### Desafios
**a.** No texto sobre o realismo e o romantismo, em que ano chegou o realismo a Portugal?
**b.** Retome o texto sobre o realismo e o romantismo a partir da última frase apresentada.

### Bloco de texto
******************************
O facto de o realismo pretender mudar a sociedade com as suas ideias e
expressões artísticas transforma esta corrente também num movimento político e
social. Por outro lado, o romantismo caracteriza-se por uma subjetividade
extrema, aliada a um certo exagero, o que significa que não retrata a realidade
tal como ela é, apenas uma ilusão ou uma fantasia. Ou seja, realismo e
romantismo são correntes antagónicas, por um lado o realismo com uma visão mais
objetiva sobre as relações humanas e, por outro lado, o romantismo que se apoia
numa visão idealizada da vida. É importante também referir que o movimento realista
surgiu em França, tendo-se rapidamente alastrado pela Europa, e coincidiu com
uma nova fase da Revolução Industrial e com uma época de descobertas nas
diferentes áreas e de revoluções. Mais especificamente, neste ensaio, ainda vou
ter por base a cultura e sociedade portuguesas nesta época, sendo importante
salientar que esta corrente do realismo chegou a Portugal em 1865, com o início
da Questão Coimbrã, uma polémica literária fortemente marcada pelos ideais
realistas e liderada por Antero de Quental.
******************************
### Material recolhido
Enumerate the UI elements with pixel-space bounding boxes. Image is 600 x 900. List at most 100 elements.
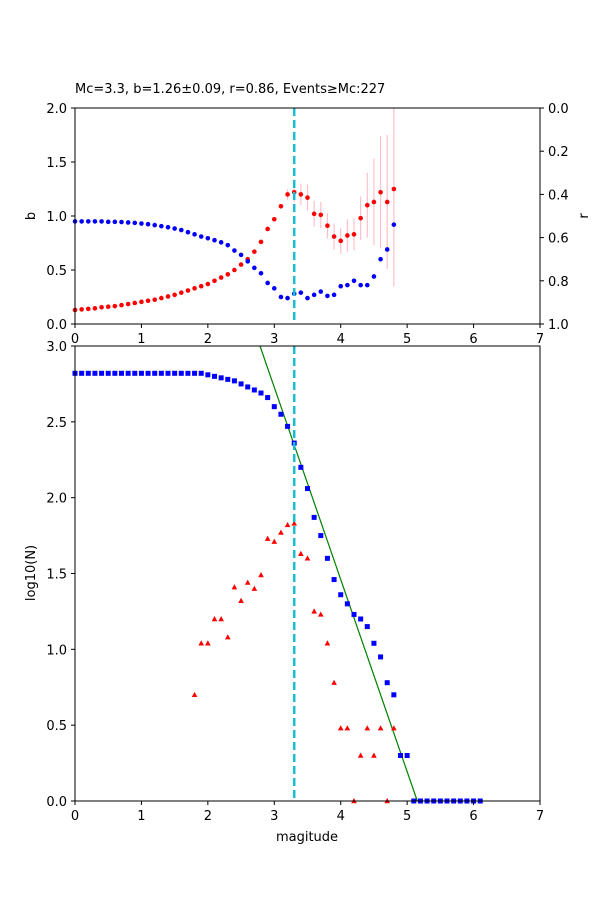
******************************
### Respostas
**a.** Em 1865, com o início da Questão Coimbrã.

**b.**
Agora
que já está contextualizada a época em que este ensaio vai partir, considero
relevante demonstrar a importância deste problema filosófico, ou seja, a
importância desta reflexão. Primeiramente, a arte é uma forma de expressão
humana a diversos níveis. A filosofia, por sua vez, tem como principal objeto
de estudo a ação humana e daí que seja importante, através da filosofia,
estudar a arte e estudar as suas influências, o seu funcionamento e o seu
conceito, já que a mesma consiste numa forma de ação humana. Para além disso, a
arte obriga, de forma espontânea, a uma reflexão por parte do homem, quer seja
o criador da obra ou mesmo aquele que a contempla. Isto remete para a essência
da filosofia, que é refletir. Ou seja, este aspeto comum, a reflexão, reforça a
união destas duas vias, o que vai, por conseguinte, reforçar a necessidade de
conhecer verdadeiramente a arte e se esta é realmente influenciada,
nomeadamente, pela sociedade e pela política. Uma outra visão consiste no facto
de a arte nos ajudar a conhecer o passado. Este conhecimento do passado
considero crucial para o desenvolvimento do futuro (não me vou alongar em
justificações face a esta afirmação, pois isso implicaria entrar noutro
problema filosófico). Ou seja, se a arte for realmente influenciada pela
sociedade e pela política, o seu estudo permite-nos conhecer melhor estes dois
domínios ao longo das diferentes épocas históricas, o que significa adotar uma
perspetiva de cognitivismo estético, que defende que uma obra de arte para além
de proporcionar prazer estético também permite alargar o conhecimento do ser
humano e do mundo. Em suma, considero importante o debate sobre este problema
porque a arte é uma forma de ação humana, a mesma obriga a uma reflexão e o seu
estudo permite-nos conhecer melhor o passado e as mentalidades das diferentes
épocas, se for realmente influenciada e é isso que eu vou demonstrar aqui.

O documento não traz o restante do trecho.